STATED EXERCISE — Pull out from the material below all lines with "国有提供施設等所在市町村助成交付金".

▼

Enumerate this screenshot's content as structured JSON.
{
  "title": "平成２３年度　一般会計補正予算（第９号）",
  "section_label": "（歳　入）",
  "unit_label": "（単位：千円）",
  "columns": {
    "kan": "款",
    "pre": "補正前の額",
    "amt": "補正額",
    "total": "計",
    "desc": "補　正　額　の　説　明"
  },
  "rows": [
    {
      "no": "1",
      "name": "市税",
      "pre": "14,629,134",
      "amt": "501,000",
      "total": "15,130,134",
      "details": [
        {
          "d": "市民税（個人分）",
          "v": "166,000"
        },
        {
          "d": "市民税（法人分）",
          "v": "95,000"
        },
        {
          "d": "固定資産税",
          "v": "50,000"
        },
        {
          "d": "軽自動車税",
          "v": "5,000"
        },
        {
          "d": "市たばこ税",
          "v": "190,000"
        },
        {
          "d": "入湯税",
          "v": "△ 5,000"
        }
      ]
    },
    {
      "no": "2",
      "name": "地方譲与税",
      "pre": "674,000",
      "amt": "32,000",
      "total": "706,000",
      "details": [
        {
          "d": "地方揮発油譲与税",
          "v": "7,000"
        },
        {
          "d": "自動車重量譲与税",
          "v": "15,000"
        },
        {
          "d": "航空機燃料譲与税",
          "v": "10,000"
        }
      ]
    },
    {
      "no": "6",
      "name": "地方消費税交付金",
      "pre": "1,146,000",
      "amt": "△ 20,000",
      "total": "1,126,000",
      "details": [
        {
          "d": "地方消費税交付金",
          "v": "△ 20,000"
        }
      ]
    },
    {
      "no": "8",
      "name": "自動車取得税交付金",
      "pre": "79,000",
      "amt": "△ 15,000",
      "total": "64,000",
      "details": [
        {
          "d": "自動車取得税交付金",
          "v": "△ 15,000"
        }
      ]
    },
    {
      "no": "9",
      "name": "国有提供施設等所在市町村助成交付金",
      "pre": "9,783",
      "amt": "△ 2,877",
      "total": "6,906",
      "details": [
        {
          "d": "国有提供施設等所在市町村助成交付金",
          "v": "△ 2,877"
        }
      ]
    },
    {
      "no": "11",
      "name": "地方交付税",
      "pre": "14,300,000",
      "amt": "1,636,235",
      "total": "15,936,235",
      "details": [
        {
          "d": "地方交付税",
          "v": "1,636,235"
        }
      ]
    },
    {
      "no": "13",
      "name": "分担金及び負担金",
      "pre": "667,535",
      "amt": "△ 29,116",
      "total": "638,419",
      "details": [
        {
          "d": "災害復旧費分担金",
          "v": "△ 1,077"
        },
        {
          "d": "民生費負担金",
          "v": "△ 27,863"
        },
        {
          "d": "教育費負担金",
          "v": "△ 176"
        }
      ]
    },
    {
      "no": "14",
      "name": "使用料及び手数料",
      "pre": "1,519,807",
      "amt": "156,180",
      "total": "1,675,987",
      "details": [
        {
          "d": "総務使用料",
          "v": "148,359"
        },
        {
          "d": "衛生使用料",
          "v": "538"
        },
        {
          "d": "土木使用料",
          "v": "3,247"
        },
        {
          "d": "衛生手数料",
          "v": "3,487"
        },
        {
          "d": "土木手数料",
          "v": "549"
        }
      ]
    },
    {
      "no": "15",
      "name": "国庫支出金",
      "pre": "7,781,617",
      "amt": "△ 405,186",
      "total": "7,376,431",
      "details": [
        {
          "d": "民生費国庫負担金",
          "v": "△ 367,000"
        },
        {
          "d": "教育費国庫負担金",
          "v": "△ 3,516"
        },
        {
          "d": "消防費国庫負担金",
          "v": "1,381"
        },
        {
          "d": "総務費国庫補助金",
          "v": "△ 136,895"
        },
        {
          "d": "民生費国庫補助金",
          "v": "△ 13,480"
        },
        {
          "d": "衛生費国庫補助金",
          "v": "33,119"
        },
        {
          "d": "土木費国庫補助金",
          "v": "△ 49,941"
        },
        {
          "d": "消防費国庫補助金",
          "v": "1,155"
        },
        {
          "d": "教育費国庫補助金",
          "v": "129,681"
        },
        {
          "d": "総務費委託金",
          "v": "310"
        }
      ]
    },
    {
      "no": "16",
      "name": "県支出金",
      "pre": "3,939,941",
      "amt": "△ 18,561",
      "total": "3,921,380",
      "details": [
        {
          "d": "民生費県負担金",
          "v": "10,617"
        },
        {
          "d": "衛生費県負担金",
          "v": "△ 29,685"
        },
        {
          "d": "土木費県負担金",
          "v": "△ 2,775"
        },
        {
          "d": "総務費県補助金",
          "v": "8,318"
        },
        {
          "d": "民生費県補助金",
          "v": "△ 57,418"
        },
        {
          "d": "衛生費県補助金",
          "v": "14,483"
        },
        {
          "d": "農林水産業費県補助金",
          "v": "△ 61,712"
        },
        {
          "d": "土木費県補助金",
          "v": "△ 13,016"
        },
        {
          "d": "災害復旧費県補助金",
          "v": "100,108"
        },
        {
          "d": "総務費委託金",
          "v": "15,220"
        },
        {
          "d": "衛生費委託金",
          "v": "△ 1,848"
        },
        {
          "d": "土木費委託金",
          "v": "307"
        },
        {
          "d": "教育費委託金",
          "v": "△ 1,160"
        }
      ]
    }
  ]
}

▲

RESPONSE FOR THIS EXERCISE —
      "name": "国有提供施設等所在市町村助成交付金",
          "d": "国有提供施設等所在市町村助成交付金",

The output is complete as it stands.